WRITTEN EXERCISE> Pictures do not belong in the copy; quote every entry below exactly.

>> begin

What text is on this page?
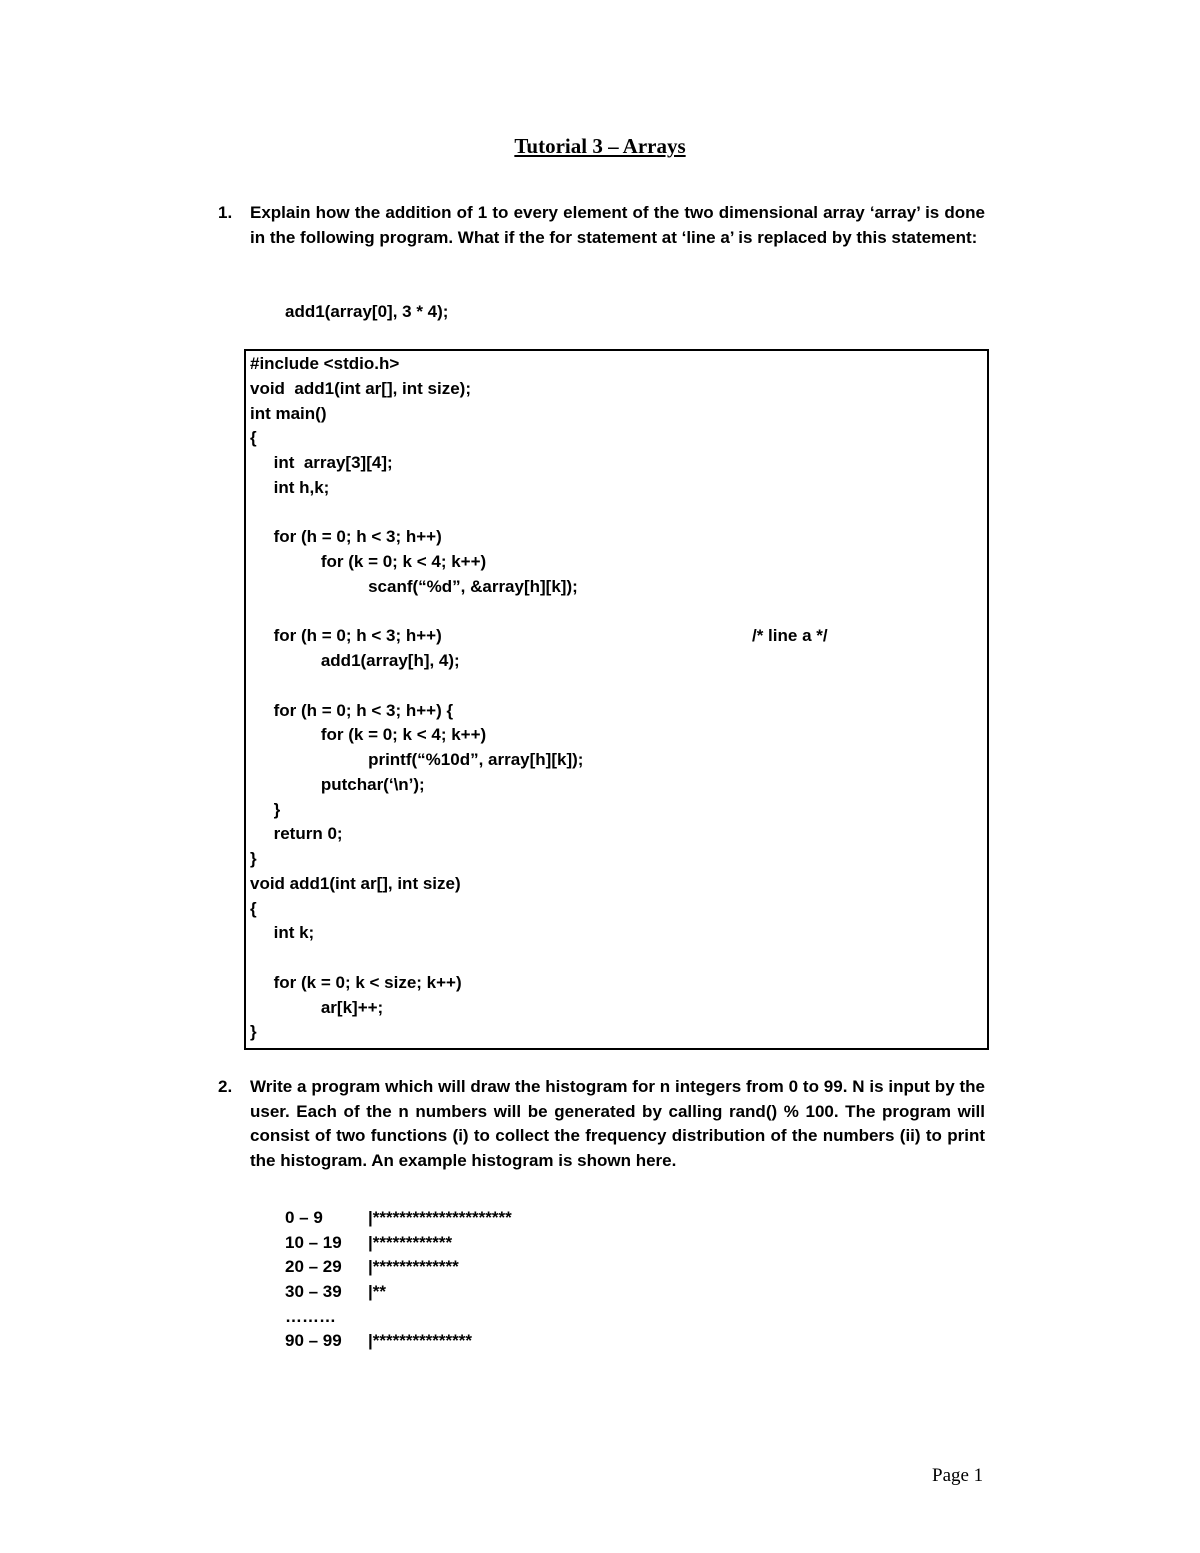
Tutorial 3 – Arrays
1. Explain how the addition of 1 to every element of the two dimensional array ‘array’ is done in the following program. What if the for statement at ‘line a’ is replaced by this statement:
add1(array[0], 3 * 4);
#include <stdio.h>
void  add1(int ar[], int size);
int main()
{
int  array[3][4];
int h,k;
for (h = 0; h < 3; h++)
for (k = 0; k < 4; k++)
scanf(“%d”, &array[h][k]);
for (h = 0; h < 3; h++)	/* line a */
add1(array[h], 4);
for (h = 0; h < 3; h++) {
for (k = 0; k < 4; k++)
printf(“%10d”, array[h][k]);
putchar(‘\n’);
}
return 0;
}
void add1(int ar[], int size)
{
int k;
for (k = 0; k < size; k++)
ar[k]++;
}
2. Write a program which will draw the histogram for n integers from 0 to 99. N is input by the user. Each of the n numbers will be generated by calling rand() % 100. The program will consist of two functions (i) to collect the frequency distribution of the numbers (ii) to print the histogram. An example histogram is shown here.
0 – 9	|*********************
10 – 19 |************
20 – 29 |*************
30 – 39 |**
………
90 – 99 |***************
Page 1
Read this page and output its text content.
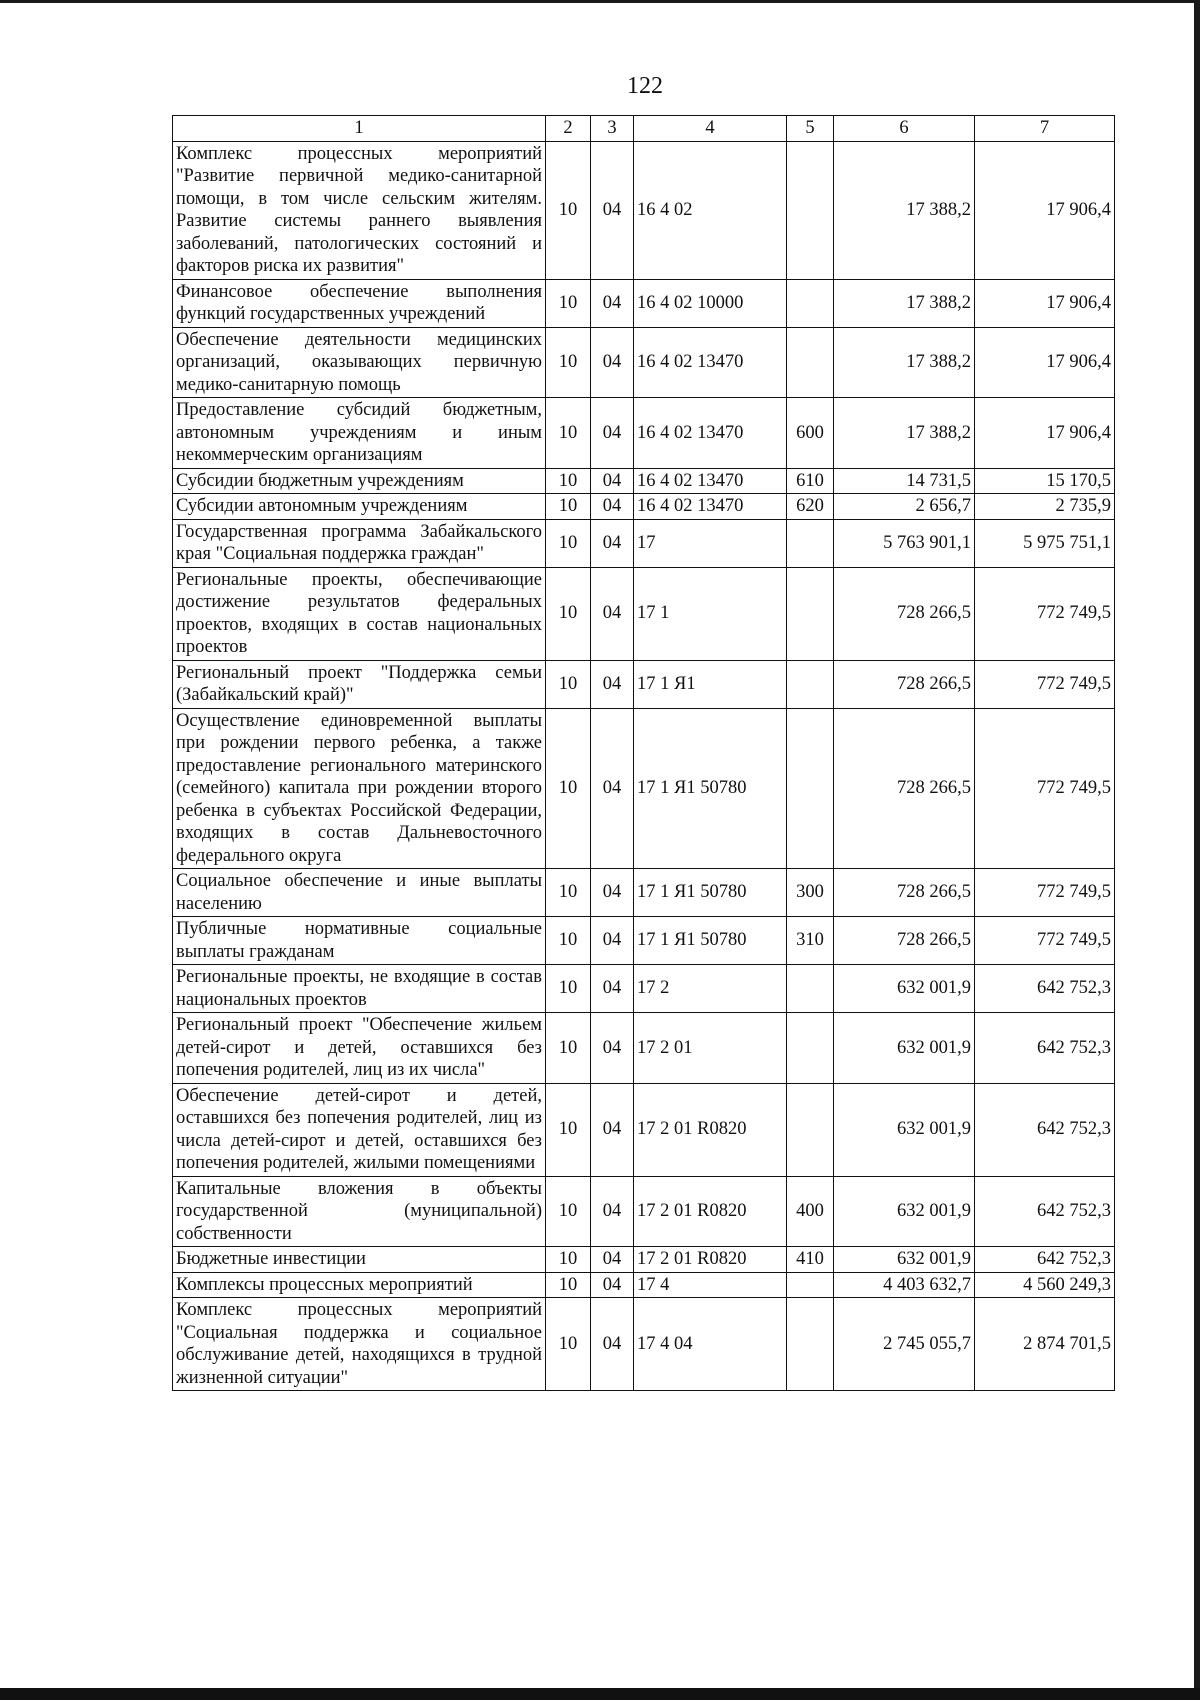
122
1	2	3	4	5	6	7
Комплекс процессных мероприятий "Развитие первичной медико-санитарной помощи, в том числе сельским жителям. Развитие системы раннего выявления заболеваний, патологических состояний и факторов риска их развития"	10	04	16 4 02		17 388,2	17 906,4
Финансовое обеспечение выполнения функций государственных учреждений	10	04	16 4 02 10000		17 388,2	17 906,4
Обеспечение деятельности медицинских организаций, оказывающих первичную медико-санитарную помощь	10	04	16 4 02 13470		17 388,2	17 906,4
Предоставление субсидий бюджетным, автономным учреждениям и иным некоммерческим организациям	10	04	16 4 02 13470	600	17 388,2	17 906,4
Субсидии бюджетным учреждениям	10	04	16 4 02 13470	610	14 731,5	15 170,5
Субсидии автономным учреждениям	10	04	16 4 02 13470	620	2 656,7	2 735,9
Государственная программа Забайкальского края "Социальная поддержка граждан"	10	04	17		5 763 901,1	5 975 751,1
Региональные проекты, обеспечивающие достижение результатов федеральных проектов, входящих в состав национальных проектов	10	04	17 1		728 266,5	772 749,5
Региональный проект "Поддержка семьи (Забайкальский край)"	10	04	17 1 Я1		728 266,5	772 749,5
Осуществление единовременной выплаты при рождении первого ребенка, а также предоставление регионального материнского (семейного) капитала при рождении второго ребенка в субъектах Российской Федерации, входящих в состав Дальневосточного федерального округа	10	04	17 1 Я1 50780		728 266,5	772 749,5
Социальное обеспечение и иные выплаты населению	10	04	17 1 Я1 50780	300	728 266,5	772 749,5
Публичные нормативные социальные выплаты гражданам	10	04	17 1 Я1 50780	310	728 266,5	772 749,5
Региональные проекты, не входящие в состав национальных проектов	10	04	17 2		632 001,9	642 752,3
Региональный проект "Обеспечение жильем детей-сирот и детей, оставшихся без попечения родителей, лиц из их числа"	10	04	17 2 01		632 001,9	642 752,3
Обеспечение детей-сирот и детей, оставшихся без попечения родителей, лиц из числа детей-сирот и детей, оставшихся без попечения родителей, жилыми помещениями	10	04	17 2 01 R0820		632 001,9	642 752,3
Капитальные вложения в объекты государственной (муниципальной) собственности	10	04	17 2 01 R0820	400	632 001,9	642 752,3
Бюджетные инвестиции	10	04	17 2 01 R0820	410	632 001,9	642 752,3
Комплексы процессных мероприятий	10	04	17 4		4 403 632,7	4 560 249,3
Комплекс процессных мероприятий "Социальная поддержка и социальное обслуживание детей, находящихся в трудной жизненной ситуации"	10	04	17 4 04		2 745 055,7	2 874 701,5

>> end

CORRECT RESPONSE>
What text is on this page?
Tutorial 3 – Arrays
1. Explain how the addition of 1 to every element of the two dimensional array ‘array’ is done in the following program. What if the for statement at ‘line a’ is replaced by this statement:
add1(array[0], 3 * 4);
#include <stdio.h>
void  add1(int ar[], int size);
int main()
{
int  array[3][4];
int h,k;
for (h = 0; h < 3; h++)
for (k = 0; k < 4; k++)
scanf(“%d”, &array[h][k]);
for (h = 0; h < 3; h++)	/* line a */
add1(array[h], 4);
for (h = 0; h < 3; h++) {
for (k = 0; k < 4; k++)
printf(“%10d”, array[h][k]);
putchar(‘\n’);
}
return 0;
}
void add1(int ar[], int size)
{
int k;
for (k = 0; k < size; k++)
ar[k]++;
}
2. Write a program which will draw the histogram for n integers from 0 to 99. N is input by the user. Each of the n numbers will be generated by calling rand() % 100. The program will consist of two functions (i) to collect the frequency distribution of the numbers (ii) to print the histogram. An example histogram is shown here.
0 – 9	|*********************
10 – 19 |************
20 – 29 |*************
30 – 39 |**
………
90 – 99 |***************
Page 1
Read this page and output its text content.
122
1	2	3	4	5	6	7
Комплекс процессных мероприятий "Развитие первичной медико-санитарной помощи, в том числе сельским жителям. Развитие системы раннего выявления заболеваний, патологических состояний и факторов риска их развития"	10	04	16 4 02		17 388,2	17 906,4
Финансовое обеспечение выполнения функций государственных учреждений	10	04	16 4 02 10000		17 388,2	17 906,4
Обеспечение деятельности медицинских организаций, оказывающих первичную медико-санитарную помощь	10	04	16 4 02 13470		17 388,2	17 906,4
Предоставление субсидий бюджетным, автономным учреждениям и иным некоммерческим организациям	10	04	16 4 02 13470	600	17 388,2	17 906,4
Субсидии бюджетным учреждениям	10	04	16 4 02 13470	610	14 731,5	15 170,5
Субсидии автономным учреждениям	10	04	16 4 02 13470	620	2 656,7	2 735,9
Государственная программа Забайкальского края "Социальная поддержка граждан"	10	04	17		5 763 901,1	5 975 751,1
Региональные проекты, обеспечивающие достижение результатов федеральных проектов, входящих в состав национальных проектов	10	04	17 1		728 266,5	772 749,5
Региональный проект "Поддержка семьи (Забайкальский край)"	10	04	17 1 Я1		728 266,5	772 749,5
Осуществление единовременной выплаты при рождении первого ребенка, а также предоставление регионального материнского (семейного) капитала при рождении второго ребенка в субъектах Российской Федерации, входящих в состав Дальневосточного федерального округа	10	04	17 1 Я1 50780		728 266,5	772 749,5
Социальное обеспечение и иные выплаты населению	10	04	17 1 Я1 50780	300	728 266,5	772 749,5
Публичные нормативные социальные выплаты гражданам	10	04	17 1 Я1 50780	310	728 266,5	772 749,5
Региональные проекты, не входящие в состав национальных проектов	10	04	17 2		632 001,9	642 752,3
Региональный проект "Обеспечение жильем детей-сирот и детей, оставшихся без попечения родителей, лиц из их числа"	10	04	17 2 01		632 001,9	642 752,3
Обеспечение детей-сирот и детей, оставшихся без попечения родителей, лиц из числа детей-сирот и детей, оставшихся без попечения родителей, жилыми помещениями	10	04	17 2 01 R0820		632 001,9	642 752,3
Капитальные вложения в объекты государственной (муниципальной) собственности	10	04	17 2 01 R0820	400	632 001,9	642 752,3
Бюджетные инвестиции	10	04	17 2 01 R0820	410	632 001,9	642 752,3
Комплексы процессных мероприятий	10	04	17 4		4 403 632,7	4 560 249,3
Комплекс процессных мероприятий "Социальная поддержка и социальное обслуживание детей, находящихся в трудной жизненной ситуации"	10	04	17 4 04		2 745 055,7	2 874 701,5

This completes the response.